_TASK PROMPT_
Retype the material below. Keep every word exactly as it is.

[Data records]

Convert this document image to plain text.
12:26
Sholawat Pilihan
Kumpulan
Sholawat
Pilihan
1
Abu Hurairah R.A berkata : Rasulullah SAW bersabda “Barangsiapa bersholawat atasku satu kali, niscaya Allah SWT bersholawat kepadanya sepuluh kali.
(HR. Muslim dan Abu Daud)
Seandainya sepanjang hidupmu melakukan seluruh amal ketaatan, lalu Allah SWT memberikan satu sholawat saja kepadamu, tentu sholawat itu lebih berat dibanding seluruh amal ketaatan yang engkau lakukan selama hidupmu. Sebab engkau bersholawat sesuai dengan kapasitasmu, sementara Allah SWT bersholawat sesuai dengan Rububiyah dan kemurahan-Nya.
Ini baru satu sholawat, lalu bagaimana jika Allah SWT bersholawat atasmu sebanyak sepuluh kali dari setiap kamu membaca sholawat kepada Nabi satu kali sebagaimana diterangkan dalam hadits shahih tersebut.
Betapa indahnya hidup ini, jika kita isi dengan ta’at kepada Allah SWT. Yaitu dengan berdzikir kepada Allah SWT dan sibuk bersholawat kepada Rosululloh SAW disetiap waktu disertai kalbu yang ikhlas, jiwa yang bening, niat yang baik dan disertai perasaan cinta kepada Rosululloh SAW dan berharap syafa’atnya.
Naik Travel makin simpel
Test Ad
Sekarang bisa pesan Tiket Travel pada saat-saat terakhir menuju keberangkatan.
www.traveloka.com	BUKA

_FINISHED EXERCISE_
Convert this document image to plain text.
12:26
Sholawat Pilihan
Kumpulan
Sholawat
Pilihan
1
Abu Hurairah R.A berkata : Rasulullah SAW bersabda “Barangsiapa bersholawat atasku satu kali, niscaya Allah SWT bersholawat kepadanya sepuluh kali.
(HR. Muslim dan Abu Daud)
Seandainya sepanjang hidupmu melakukan seluruh amal ketaatan, lalu Allah SWT memberikan satu sholawat saja kepadamu, tentu sholawat itu lebih berat dibanding seluruh amal ketaatan yang engkau lakukan selama hidupmu. Sebab engkau bersholawat sesuai dengan kapasitasmu, sementara Allah SWT bersholawat sesuai dengan Rububiyah dan kemurahan-Nya.
Ini baru satu sholawat, lalu bagaimana jika Allah SWT bersholawat atasmu sebanyak sepuluh kali dari setiap kamu membaca sholawat kepada Nabi satu kali sebagaimana diterangkan dalam hadits shahih tersebut.
Betapa indahnya hidup ini, jika kita isi dengan ta’at kepada Allah SWT. Yaitu dengan berdzikir kepada Allah SWT dan sibuk bersholawat kepada Rosululloh SAW disetiap waktu disertai kalbu yang ikhlas, jiwa yang bening, niat yang baik dan disertai perasaan cinta kepada Rosululloh SAW dan berharap syafa’atnya.
Naik Travel makin simpel
Test Ad
Sekarang bisa pesan Tiket Travel pada saat-saat terakhir menuju keberangkatan.
www.traveloka.com	BUKA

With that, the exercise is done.